- **PROBLEM REQUIREMENTS**
Please state how many lines in the records contain the string "rates", with no words besides the number.

[Dataset listings of figures]
* start *
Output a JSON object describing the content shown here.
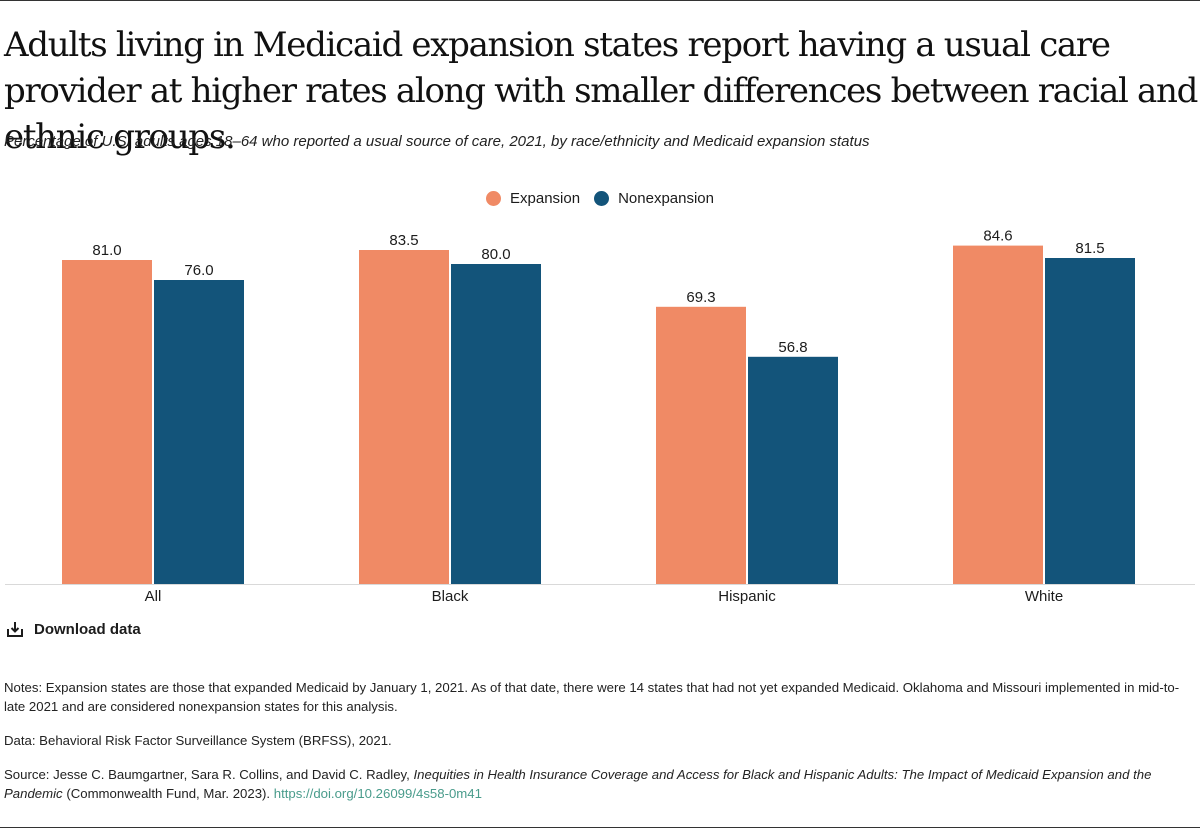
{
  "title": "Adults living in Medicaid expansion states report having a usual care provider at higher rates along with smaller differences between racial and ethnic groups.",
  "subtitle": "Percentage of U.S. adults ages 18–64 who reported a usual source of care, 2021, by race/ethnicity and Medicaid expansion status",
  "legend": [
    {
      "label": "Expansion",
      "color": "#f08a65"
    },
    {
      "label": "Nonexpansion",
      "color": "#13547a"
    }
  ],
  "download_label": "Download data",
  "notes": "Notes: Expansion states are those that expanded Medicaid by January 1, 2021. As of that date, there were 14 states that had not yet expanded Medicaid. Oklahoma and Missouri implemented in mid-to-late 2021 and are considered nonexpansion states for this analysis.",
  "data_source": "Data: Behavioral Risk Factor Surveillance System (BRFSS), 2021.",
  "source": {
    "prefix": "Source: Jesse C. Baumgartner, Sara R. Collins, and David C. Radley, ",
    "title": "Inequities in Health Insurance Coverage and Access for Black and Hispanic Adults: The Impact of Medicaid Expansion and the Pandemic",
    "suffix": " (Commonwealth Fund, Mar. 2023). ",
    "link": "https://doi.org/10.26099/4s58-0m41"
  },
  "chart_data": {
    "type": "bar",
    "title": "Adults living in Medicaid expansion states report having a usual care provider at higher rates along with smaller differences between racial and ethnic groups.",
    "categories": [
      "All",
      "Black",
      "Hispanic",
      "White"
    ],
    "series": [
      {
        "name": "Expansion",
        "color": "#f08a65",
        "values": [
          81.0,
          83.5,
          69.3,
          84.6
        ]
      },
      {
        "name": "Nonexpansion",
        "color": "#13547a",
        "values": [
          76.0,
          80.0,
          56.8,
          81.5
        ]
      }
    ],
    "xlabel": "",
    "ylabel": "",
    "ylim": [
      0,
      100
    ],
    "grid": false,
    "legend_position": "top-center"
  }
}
* end *
* start *
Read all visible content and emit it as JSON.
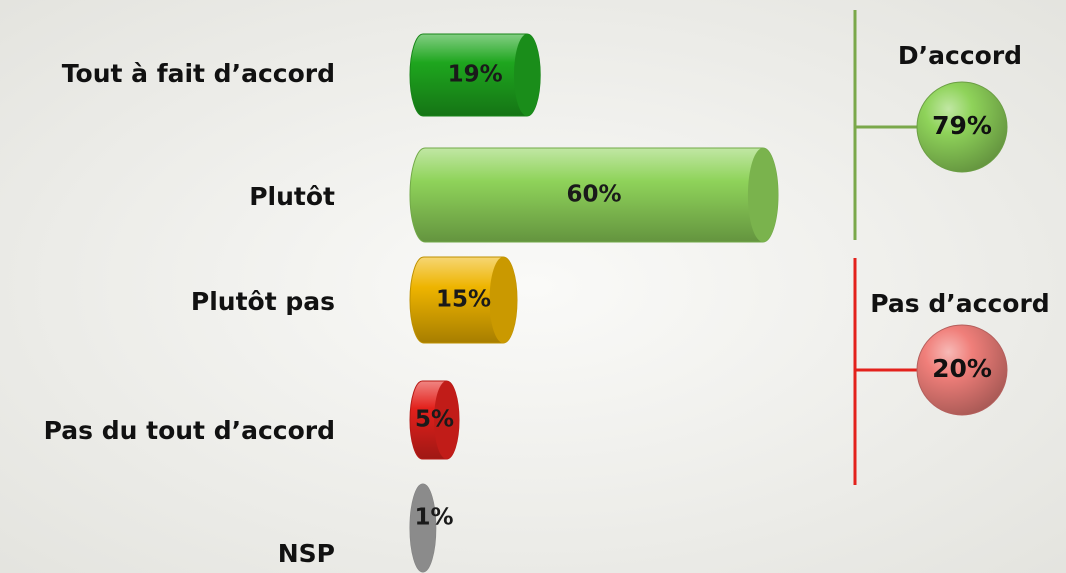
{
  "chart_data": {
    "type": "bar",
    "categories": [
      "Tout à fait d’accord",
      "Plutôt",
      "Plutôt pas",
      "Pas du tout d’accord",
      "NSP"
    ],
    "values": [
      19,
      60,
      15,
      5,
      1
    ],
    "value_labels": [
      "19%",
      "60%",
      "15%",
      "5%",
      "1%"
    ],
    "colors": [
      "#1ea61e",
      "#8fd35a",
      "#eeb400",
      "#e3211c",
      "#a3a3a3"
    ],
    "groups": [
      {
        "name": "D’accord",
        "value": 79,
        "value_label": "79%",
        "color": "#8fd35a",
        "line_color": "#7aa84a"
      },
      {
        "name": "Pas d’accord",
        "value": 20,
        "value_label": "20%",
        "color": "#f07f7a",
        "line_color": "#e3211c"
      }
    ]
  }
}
* end *
- **WRITTEN SOLUTION**
2